(Stored data)

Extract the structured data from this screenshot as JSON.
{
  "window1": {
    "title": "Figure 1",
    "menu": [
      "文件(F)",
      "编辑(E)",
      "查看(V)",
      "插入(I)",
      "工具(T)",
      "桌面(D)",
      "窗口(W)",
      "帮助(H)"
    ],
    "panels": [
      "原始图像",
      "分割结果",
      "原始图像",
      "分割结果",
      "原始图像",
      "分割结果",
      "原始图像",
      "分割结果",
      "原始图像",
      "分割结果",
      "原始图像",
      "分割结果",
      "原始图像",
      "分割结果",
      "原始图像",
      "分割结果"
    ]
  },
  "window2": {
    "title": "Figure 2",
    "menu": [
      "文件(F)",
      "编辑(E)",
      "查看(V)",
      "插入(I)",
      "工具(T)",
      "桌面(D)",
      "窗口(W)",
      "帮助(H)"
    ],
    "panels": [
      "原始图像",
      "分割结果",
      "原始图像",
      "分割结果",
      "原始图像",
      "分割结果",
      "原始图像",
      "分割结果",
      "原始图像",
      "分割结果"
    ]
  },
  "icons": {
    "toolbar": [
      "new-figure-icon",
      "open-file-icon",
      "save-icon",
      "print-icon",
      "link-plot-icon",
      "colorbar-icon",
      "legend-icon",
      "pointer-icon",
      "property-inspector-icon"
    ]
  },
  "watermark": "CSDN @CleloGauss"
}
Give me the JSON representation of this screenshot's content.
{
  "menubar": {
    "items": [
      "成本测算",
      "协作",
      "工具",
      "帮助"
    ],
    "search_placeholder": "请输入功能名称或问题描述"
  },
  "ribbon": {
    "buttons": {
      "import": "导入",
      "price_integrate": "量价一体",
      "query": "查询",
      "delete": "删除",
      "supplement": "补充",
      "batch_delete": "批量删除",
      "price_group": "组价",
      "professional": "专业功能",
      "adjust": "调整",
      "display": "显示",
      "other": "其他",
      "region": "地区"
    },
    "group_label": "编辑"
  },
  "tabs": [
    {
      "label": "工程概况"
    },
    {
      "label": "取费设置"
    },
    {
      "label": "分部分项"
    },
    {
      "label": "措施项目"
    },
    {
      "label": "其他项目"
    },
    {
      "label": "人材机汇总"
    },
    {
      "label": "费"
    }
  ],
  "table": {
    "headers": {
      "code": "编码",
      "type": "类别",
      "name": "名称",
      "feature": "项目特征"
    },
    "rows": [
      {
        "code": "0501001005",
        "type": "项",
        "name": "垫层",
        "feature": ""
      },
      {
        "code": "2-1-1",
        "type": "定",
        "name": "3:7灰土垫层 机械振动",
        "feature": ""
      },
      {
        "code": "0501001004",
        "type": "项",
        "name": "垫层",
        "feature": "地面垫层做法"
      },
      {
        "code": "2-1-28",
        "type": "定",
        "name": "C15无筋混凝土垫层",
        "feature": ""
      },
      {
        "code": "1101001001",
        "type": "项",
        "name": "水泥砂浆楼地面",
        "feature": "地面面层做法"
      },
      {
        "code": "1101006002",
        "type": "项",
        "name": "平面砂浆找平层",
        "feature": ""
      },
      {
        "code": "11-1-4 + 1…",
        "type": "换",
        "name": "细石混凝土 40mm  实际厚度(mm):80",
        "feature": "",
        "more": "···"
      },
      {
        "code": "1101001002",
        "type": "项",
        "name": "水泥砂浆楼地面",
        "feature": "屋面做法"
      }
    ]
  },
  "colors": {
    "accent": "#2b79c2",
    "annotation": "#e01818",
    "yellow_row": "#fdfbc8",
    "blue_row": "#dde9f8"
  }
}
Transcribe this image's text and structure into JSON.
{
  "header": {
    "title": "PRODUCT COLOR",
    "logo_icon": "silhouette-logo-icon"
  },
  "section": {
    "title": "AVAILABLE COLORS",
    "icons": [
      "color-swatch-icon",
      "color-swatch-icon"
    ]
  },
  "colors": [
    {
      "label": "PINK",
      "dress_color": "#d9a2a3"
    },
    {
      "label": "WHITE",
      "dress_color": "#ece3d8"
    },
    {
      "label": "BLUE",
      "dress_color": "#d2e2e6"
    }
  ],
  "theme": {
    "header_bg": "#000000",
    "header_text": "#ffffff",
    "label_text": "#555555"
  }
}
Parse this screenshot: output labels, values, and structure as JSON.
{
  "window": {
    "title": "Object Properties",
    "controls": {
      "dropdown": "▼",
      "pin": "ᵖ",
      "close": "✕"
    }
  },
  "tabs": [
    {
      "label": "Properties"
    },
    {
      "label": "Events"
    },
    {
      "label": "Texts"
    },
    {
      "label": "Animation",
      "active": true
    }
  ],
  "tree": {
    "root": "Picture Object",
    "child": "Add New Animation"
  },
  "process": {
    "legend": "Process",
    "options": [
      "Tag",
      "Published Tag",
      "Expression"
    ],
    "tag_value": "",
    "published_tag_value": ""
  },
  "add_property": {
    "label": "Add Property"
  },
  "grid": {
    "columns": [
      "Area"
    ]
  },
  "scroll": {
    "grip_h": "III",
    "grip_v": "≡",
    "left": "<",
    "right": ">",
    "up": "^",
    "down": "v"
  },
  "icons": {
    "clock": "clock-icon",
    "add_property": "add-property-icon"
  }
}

● **Written task**
Lines that hold "screenshot" are the ones to copy; find all of them.

● **Final answer**
Extract the structured data from this screenshot as JSON.
Give me the JSON representation of this screenshot's content.
Parse this screenshot: output labels, values, and structure as JSON.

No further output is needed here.